### Stored data:

#####

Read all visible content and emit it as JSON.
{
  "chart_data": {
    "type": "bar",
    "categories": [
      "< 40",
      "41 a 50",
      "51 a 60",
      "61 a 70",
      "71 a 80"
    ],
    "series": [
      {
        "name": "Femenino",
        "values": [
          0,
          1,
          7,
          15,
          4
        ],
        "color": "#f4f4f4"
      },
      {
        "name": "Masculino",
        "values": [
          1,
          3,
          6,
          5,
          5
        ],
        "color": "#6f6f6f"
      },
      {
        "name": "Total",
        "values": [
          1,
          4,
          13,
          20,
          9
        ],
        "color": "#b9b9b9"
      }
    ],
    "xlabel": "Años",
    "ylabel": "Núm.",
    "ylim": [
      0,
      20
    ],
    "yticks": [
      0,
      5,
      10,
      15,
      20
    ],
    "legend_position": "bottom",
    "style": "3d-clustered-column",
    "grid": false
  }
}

#####

Return every line from the records above that holds the word "color".

        "color": "#f4f4f4"
        "color": "#6f6f6f"
        "color": "#b9b9b9"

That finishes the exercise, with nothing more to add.